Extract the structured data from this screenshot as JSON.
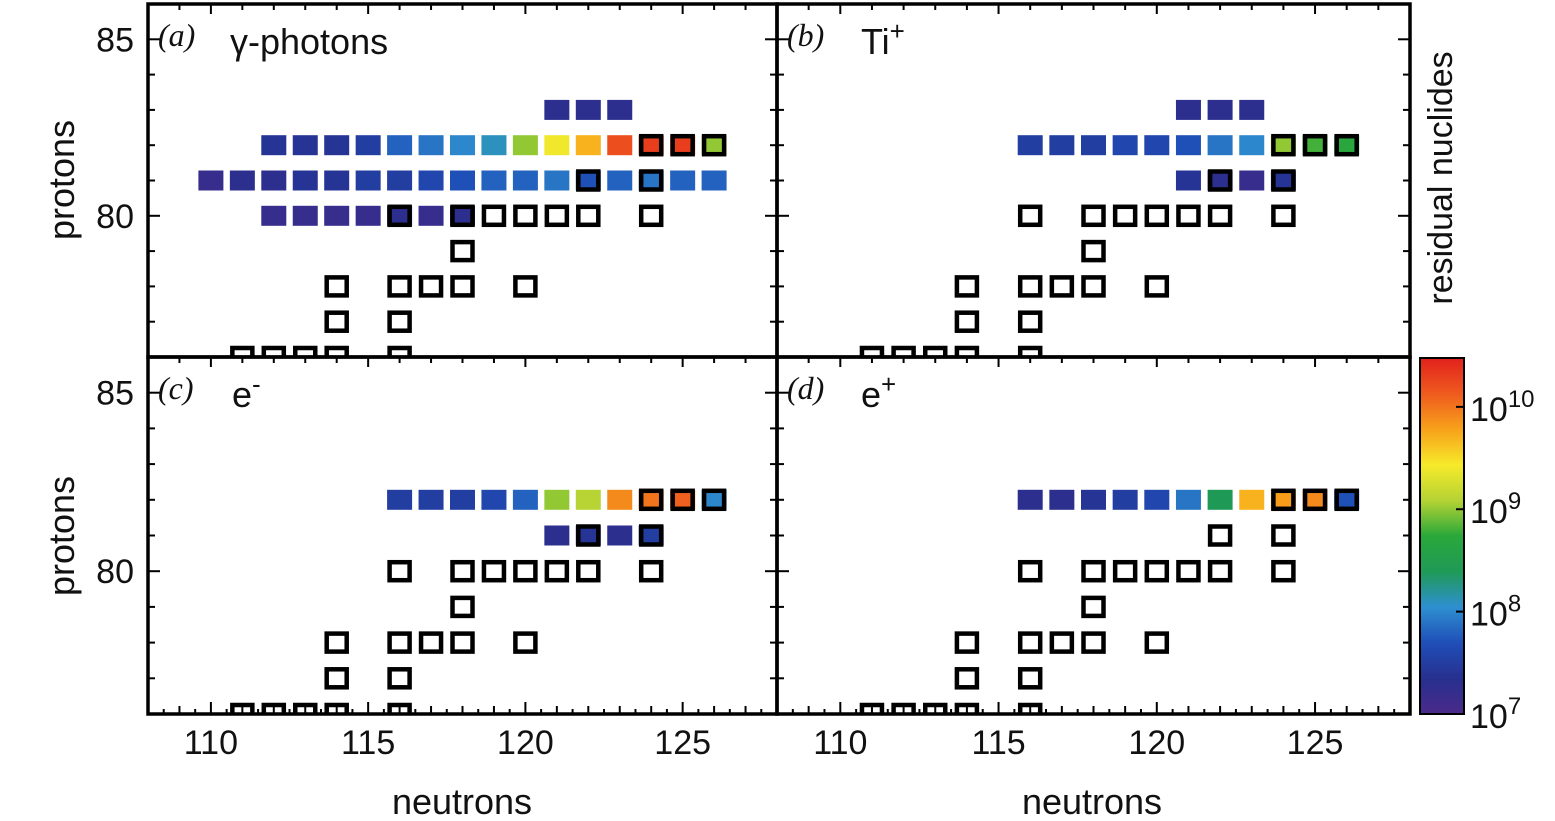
{
  "chart_data": {
    "type": "heatmap",
    "xlabel": "neutrons",
    "ylabel": "protons",
    "xlim": [
      108,
      128
    ],
    "ylim": [
      76,
      86
    ],
    "x_ticks": [
      110,
      115,
      120,
      125
    ],
    "y_ticks": [
      80,
      85
    ],
    "colorbar": {
      "label": "residual nuclides",
      "scale": "log",
      "range": [
        10000000,
        30000000000
      ],
      "ticks": [
        {
          "base": "10",
          "exp": "7",
          "value": 10000000
        },
        {
          "base": "10",
          "exp": "8",
          "value": 100000000
        },
        {
          "base": "10",
          "exp": "9",
          "value": 1000000000
        },
        {
          "base": "10",
          "exp": "10",
          "value": 10000000000
        }
      ],
      "colors": [
        "#4b2a8a",
        "#27308f",
        "#1f4fb8",
        "#2e8fd0",
        "#1f9a57",
        "#2aa83a",
        "#b5d334",
        "#f7ea2a",
        "#f7a11a",
        "#ef5a1f",
        "#e1211c"
      ]
    },
    "stable_isotopes": [
      [
        111,
        76
      ],
      [
        112,
        76
      ],
      [
        113,
        76
      ],
      [
        114,
        76
      ],
      [
        116,
        76
      ],
      [
        114,
        77
      ],
      [
        116,
        77
      ],
      [
        114,
        78
      ],
      [
        116,
        78
      ],
      [
        117,
        78
      ],
      [
        118,
        78
      ],
      [
        120,
        78
      ],
      [
        118,
        79
      ],
      [
        116,
        80
      ],
      [
        118,
        80
      ],
      [
        119,
        80
      ],
      [
        120,
        80
      ],
      [
        121,
        80
      ],
      [
        122,
        80
      ],
      [
        124,
        80
      ],
      [
        122,
        81
      ],
      [
        124,
        81
      ],
      [
        124,
        82
      ],
      [
        125,
        82
      ],
      [
        126,
        82
      ]
    ],
    "panels": [
      {
        "letter": "(a)",
        "projectile_base": "γ-photons",
        "projectile_sup": "",
        "cells": [
          [
            121,
            83,
            7.3
          ],
          [
            122,
            83,
            7.3
          ],
          [
            123,
            83,
            7.3
          ],
          [
            112,
            82,
            7.4
          ],
          [
            113,
            82,
            7.4
          ],
          [
            114,
            82,
            7.4
          ],
          [
            115,
            82,
            7.5
          ],
          [
            116,
            82,
            7.8
          ],
          [
            117,
            82,
            7.9
          ],
          [
            118,
            82,
            8.0
          ],
          [
            119,
            82,
            8.1
          ],
          [
            120,
            82,
            9.0
          ],
          [
            121,
            82,
            9.4
          ],
          [
            122,
            82,
            9.7
          ],
          [
            123,
            82,
            10.2
          ],
          [
            124,
            82,
            10.3
          ],
          [
            125,
            82,
            10.3
          ],
          [
            126,
            82,
            9.0
          ],
          [
            110,
            81,
            7.2
          ],
          [
            111,
            81,
            7.3
          ],
          [
            112,
            81,
            7.3
          ],
          [
            113,
            81,
            7.4
          ],
          [
            114,
            81,
            7.4
          ],
          [
            115,
            81,
            7.5
          ],
          [
            116,
            81,
            7.5
          ],
          [
            117,
            81,
            7.6
          ],
          [
            118,
            81,
            7.7
          ],
          [
            119,
            81,
            7.8
          ],
          [
            120,
            81,
            7.8
          ],
          [
            121,
            81,
            7.9
          ],
          [
            122,
            81,
            7.7
          ],
          [
            123,
            81,
            7.8
          ],
          [
            124,
            81,
            7.9
          ],
          [
            125,
            81,
            7.8
          ],
          [
            126,
            81,
            7.8
          ],
          [
            112,
            80,
            7.2
          ],
          [
            113,
            80,
            7.2
          ],
          [
            114,
            80,
            7.2
          ],
          [
            115,
            80,
            7.2
          ],
          [
            116,
            80,
            7.3
          ],
          [
            117,
            80,
            7.2
          ],
          [
            118,
            80,
            7.3
          ]
        ]
      },
      {
        "letter": "(b)",
        "projectile_base": "Ti",
        "projectile_sup": "+",
        "cells": [
          [
            121,
            83,
            7.3
          ],
          [
            122,
            83,
            7.3
          ],
          [
            123,
            83,
            7.3
          ],
          [
            116,
            82,
            7.5
          ],
          [
            117,
            82,
            7.5
          ],
          [
            118,
            82,
            7.5
          ],
          [
            119,
            82,
            7.6
          ],
          [
            120,
            82,
            7.6
          ],
          [
            121,
            82,
            7.7
          ],
          [
            122,
            82,
            7.9
          ],
          [
            123,
            82,
            8.0
          ],
          [
            124,
            82,
            9.0
          ],
          [
            125,
            82,
            8.8
          ],
          [
            126,
            82,
            8.7
          ],
          [
            121,
            81,
            7.4
          ],
          [
            122,
            81,
            7.3
          ],
          [
            123,
            81,
            7.2
          ],
          [
            124,
            81,
            7.4
          ]
        ]
      },
      {
        "letter": "(c)",
        "projectile_base": "e",
        "projectile_sup": "-",
        "cells": [
          [
            116,
            82,
            7.5
          ],
          [
            117,
            82,
            7.5
          ],
          [
            118,
            82,
            7.5
          ],
          [
            119,
            82,
            7.6
          ],
          [
            120,
            82,
            7.8
          ],
          [
            121,
            82,
            9.0
          ],
          [
            122,
            82,
            9.1
          ],
          [
            123,
            82,
            9.9
          ],
          [
            124,
            82,
            10.0
          ],
          [
            125,
            82,
            10.1
          ],
          [
            126,
            82,
            8.0
          ],
          [
            121,
            81,
            7.3
          ],
          [
            122,
            81,
            7.4
          ],
          [
            123,
            81,
            7.3
          ],
          [
            124,
            81,
            7.5
          ]
        ]
      },
      {
        "letter": "(d)",
        "projectile_base": "e",
        "projectile_sup": "+",
        "cells": [
          [
            116,
            82,
            7.3
          ],
          [
            117,
            82,
            7.3
          ],
          [
            118,
            82,
            7.4
          ],
          [
            119,
            82,
            7.5
          ],
          [
            120,
            82,
            7.6
          ],
          [
            121,
            82,
            7.9
          ],
          [
            122,
            82,
            8.4
          ],
          [
            123,
            82,
            9.7
          ],
          [
            124,
            82,
            9.8
          ],
          [
            125,
            82,
            9.9
          ],
          [
            126,
            82,
            7.7
          ]
        ]
      }
    ]
  }
}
————
_STATED TASK_. Omit the pictures, and quote the material above exactly as given.

_TASK SOLUTION_.
Extract the structured data from this screenshot as JSON.
{
  "chart_data": {
    "type": "heatmap",
    "xlabel": "neutrons",
    "ylabel": "protons",
    "xlim": [
      108,
      128
    ],
    "ylim": [
      76,
      86
    ],
    "x_ticks": [
      110,
      115,
      120,
      125
    ],
    "y_ticks": [
      80,
      85
    ],
    "colorbar": {
      "label": "residual nuclides",
      "scale": "log",
      "range": [
        10000000,
        30000000000
      ],
      "ticks": [
        {
          "base": "10",
          "exp": "7",
          "value": 10000000
        },
        {
          "base": "10",
          "exp": "8",
          "value": 100000000
        },
        {
          "base": "10",
          "exp": "9",
          "value": 1000000000
        },
        {
          "base": "10",
          "exp": "10",
          "value": 10000000000
        }
      ],
      "colors": [
        "#4b2a8a",
        "#27308f",
        "#1f4fb8",
        "#2e8fd0",
        "#1f9a57",
        "#2aa83a",
        "#b5d334",
        "#f7ea2a",
        "#f7a11a",
        "#ef5a1f",
        "#e1211c"
      ]
    },
    "stable_isotopes": [
      [
        111,
        76
      ],
      [
        112,
        76
      ],
      [
        113,
        76
      ],
      [
        114,
        76
      ],
      [
        116,
        76
      ],
      [
        114,
        77
      ],
      [
        116,
        77
      ],
      [
        114,
        78
      ],
      [
        116,
        78
      ],
      [
        117,
        78
      ],
      [
        118,
        78
      ],
      [
        120,
        78
      ],
      [
        118,
        79
      ],
      [
        116,
        80
      ],
      [
        118,
        80
      ],
      [
        119,
        80
      ],
      [
        120,
        80
      ],
      [
        121,
        80
      ],
      [
        122,
        80
      ],
      [
        124,
        80
      ],
      [
        122,
        81
      ],
      [
        124,
        81
      ],
      [
        124,
        82
      ],
      [
        125,
        82
      ],
      [
        126,
        82
      ]
    ],
    "panels": [
      {
        "letter": "(a)",
        "projectile_base": "γ-photons",
        "projectile_sup": "",
        "cells": [
          [
            121,
            83,
            7.3
          ],
          [
            122,
            83,
            7.3
          ],
          [
            123,
            83,
            7.3
          ],
          [
            112,
            82,
            7.4
          ],
          [
            113,
            82,
            7.4
          ],
          [
            114,
            82,
            7.4
          ],
          [
            115,
            82,
            7.5
          ],
          [
            116,
            82,
            7.8
          ],
          [
            117,
            82,
            7.9
          ],
          [
            118,
            82,
            8.0
          ],
          [
            119,
            82,
            8.1
          ],
          [
            120,
            82,
            9.0
          ],
          [
            121,
            82,
            9.4
          ],
          [
            122,
            82,
            9.7
          ],
          [
            123,
            82,
            10.2
          ],
          [
            124,
            82,
            10.3
          ],
          [
            125,
            82,
            10.3
          ],
          [
            126,
            82,
            9.0
          ],
          [
            110,
            81,
            7.2
          ],
          [
            111,
            81,
            7.3
          ],
          [
            112,
            81,
            7.3
          ],
          [
            113,
            81,
            7.4
          ],
          [
            114,
            81,
            7.4
          ],
          [
            115,
            81,
            7.5
          ],
          [
            116,
            81,
            7.5
          ],
          [
            117,
            81,
            7.6
          ],
          [
            118,
            81,
            7.7
          ],
          [
            119,
            81,
            7.8
          ],
          [
            120,
            81,
            7.8
          ],
          [
            121,
            81,
            7.9
          ],
          [
            122,
            81,
            7.7
          ],
          [
            123,
            81,
            7.8
          ],
          [
            124,
            81,
            7.9
          ],
          [
            125,
            81,
            7.8
          ],
          [
            126,
            81,
            7.8
          ],
          [
            112,
            80,
            7.2
          ],
          [
            113,
            80,
            7.2
          ],
          [
            114,
            80,
            7.2
          ],
          [
            115,
            80,
            7.2
          ],
          [
            116,
            80,
            7.3
          ],
          [
            117,
            80,
            7.2
          ],
          [
            118,
            80,
            7.3
          ]
        ]
      },
      {
        "letter": "(b)",
        "projectile_base": "Ti",
        "projectile_sup": "+",
        "cells": [
          [
            121,
            83,
            7.3
          ],
          [
            122,
            83,
            7.3
          ],
          [
            123,
            83,
            7.3
          ],
          [
            116,
            82,
            7.5
          ],
          [
            117,
            82,
            7.5
          ],
          [
            118,
            82,
            7.5
          ],
          [
            119,
            82,
            7.6
          ],
          [
            120,
            82,
            7.6
          ],
          [
            121,
            82,
            7.7
          ],
          [
            122,
            82,
            7.9
          ],
          [
            123,
            82,
            8.0
          ],
          [
            124,
            82,
            9.0
          ],
          [
            125,
            82,
            8.8
          ],
          [
            126,
            82,
            8.7
          ],
          [
            121,
            81,
            7.4
          ],
          [
            122,
            81,
            7.3
          ],
          [
            123,
            81,
            7.2
          ],
          [
            124,
            81,
            7.4
          ]
        ]
      },
      {
        "letter": "(c)",
        "projectile_base": "e",
        "projectile_sup": "-",
        "cells": [
          [
            116,
            82,
            7.5
          ],
          [
            117,
            82,
            7.5
          ],
          [
            118,
            82,
            7.5
          ],
          [
            119,
            82,
            7.6
          ],
          [
            120,
            82,
            7.8
          ],
          [
            121,
            82,
            9.0
          ],
          [
            122,
            82,
            9.1
          ],
          [
            123,
            82,
            9.9
          ],
          [
            124,
            82,
            10.0
          ],
          [
            125,
            82,
            10.1
          ],
          [
            126,
            82,
            8.0
          ],
          [
            121,
            81,
            7.3
          ],
          [
            122,
            81,
            7.4
          ],
          [
            123,
            81,
            7.3
          ],
          [
            124,
            81,
            7.5
          ]
        ]
      },
      {
        "letter": "(d)",
        "projectile_base": "e",
        "projectile_sup": "+",
        "cells": [
          [
            116,
            82,
            7.3
          ],
          [
            117,
            82,
            7.3
          ],
          [
            118,
            82,
            7.4
          ],
          [
            119,
            82,
            7.5
          ],
          [
            120,
            82,
            7.6
          ],
          [
            121,
            82,
            7.9
          ],
          [
            122,
            82,
            8.4
          ],
          [
            123,
            82,
            9.7
          ],
          [
            124,
            82,
            9.8
          ],
          [
            125,
            82,
            9.9
          ],
          [
            126,
            82,
            7.7
          ]
        ]
      }
    ]
  }
}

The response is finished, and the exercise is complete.